**REQUEST**
Skip the images and return the records below exactly.
***
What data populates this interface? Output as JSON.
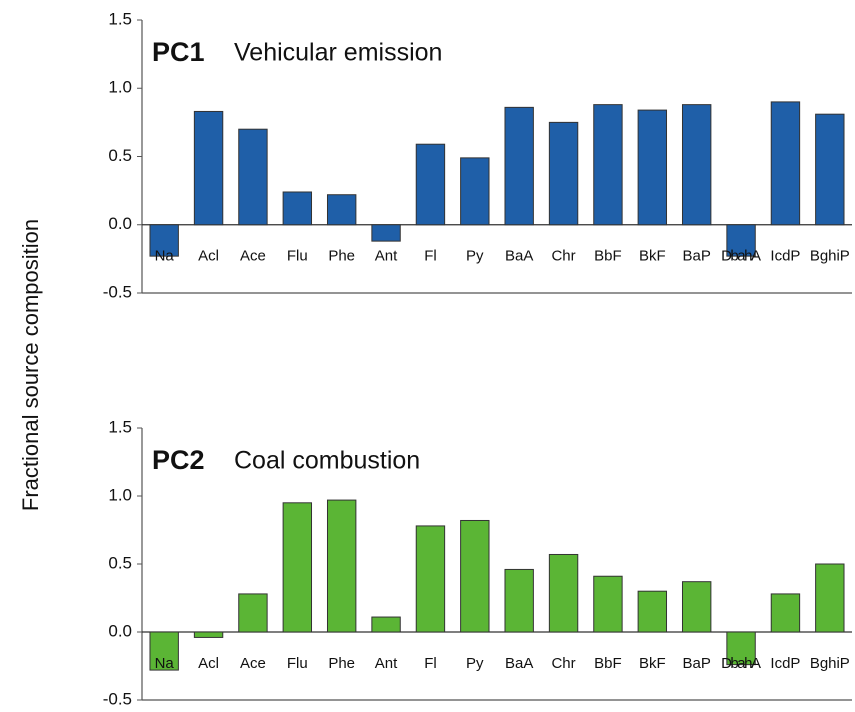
{
  "ylabel": "Fractional source composition",
  "chart_data": [
    {
      "type": "bar",
      "label": "PC1",
      "title": "Vehicular emission",
      "categories": [
        "Na",
        "Acl",
        "Ace",
        "Flu",
        "Phe",
        "Ant",
        "Fl",
        "Py",
        "BaA",
        "Chr",
        "BbF",
        "BkF",
        "BaP",
        "DbahA",
        "IcdP",
        "BghiP"
      ],
      "values": [
        -0.23,
        0.83,
        0.7,
        0.24,
        0.22,
        -0.12,
        0.59,
        0.49,
        0.86,
        0.75,
        0.88,
        0.84,
        0.88,
        -0.23,
        0.9,
        0.81
      ],
      "color": "#1f5fa8",
      "ylim": [
        -0.5,
        1.5
      ],
      "yticks": [
        1.5,
        {
          "value": 1.0,
          "label": "1.0"
        },
        0.5,
        {
          "value": 0.0,
          "label": "0.0"
        },
        -0.5
      ]
    },
    {
      "type": "bar",
      "label": "PC2",
      "title": "Coal combustion",
      "categories": [
        "Na",
        "Acl",
        "Ace",
        "Flu",
        "Phe",
        "Ant",
        "Fl",
        "Py",
        "BaA",
        "Chr",
        "BbF",
        "BkF",
        "BaP",
        "DbahA",
        "IcdP",
        "BghiP"
      ],
      "values": [
        -0.28,
        -0.04,
        0.28,
        0.95,
        0.97,
        0.11,
        0.78,
        0.82,
        0.46,
        0.57,
        0.41,
        0.3,
        0.37,
        -0.24,
        0.28,
        0.5
      ],
      "color": "#5bb535",
      "ylim": [
        -0.5,
        1.5
      ],
      "yticks": [
        1.5,
        {
          "value": 1.0,
          "label": "1.0"
        },
        0.5,
        {
          "value": 0.0,
          "label": "0.0"
        },
        -0.5
      ]
    }
  ]
}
***
**SOLUTION TO THIS EXERCISE**
What data populates this interface? Output as JSON.
{
  "ylabel": "Fractional source composition",
  "chart_data": [
    {
      "type": "bar",
      "label": "PC1",
      "title": "Vehicular emission",
      "categories": [
        "Na",
        "Acl",
        "Ace",
        "Flu",
        "Phe",
        "Ant",
        "Fl",
        "Py",
        "BaA",
        "Chr",
        "BbF",
        "BkF",
        "BaP",
        "DbahA",
        "IcdP",
        "BghiP"
      ],
      "values": [
        -0.23,
        0.83,
        0.7,
        0.24,
        0.22,
        -0.12,
        0.59,
        0.49,
        0.86,
        0.75,
        0.88,
        0.84,
        0.88,
        -0.23,
        0.9,
        0.81
      ],
      "color": "#1f5fa8",
      "ylim": [
        -0.5,
        1.5
      ],
      "yticks": [
        1.5,
        {
          "value": 1.0,
          "label": "1.0"
        },
        0.5,
        {
          "value": 0.0,
          "label": "0.0"
        },
        -0.5
      ]
    },
    {
      "type": "bar",
      "label": "PC2",
      "title": "Coal combustion",
      "categories": [
        "Na",
        "Acl",
        "Ace",
        "Flu",
        "Phe",
        "Ant",
        "Fl",
        "Py",
        "BaA",
        "Chr",
        "BbF",
        "BkF",
        "BaP",
        "DbahA",
        "IcdP",
        "BghiP"
      ],
      "values": [
        -0.28,
        -0.04,
        0.28,
        0.95,
        0.97,
        0.11,
        0.78,
        0.82,
        0.46,
        0.57,
        0.41,
        0.3,
        0.37,
        -0.24,
        0.28,
        0.5
      ],
      "color": "#5bb535",
      "ylim": [
        -0.5,
        1.5
      ],
      "yticks": [
        1.5,
        {
          "value": 1.0,
          "label": "1.0"
        },
        0.5,
        {
          "value": 0.0,
          "label": "0.0"
        },
        -0.5
      ]
    }
  ]
}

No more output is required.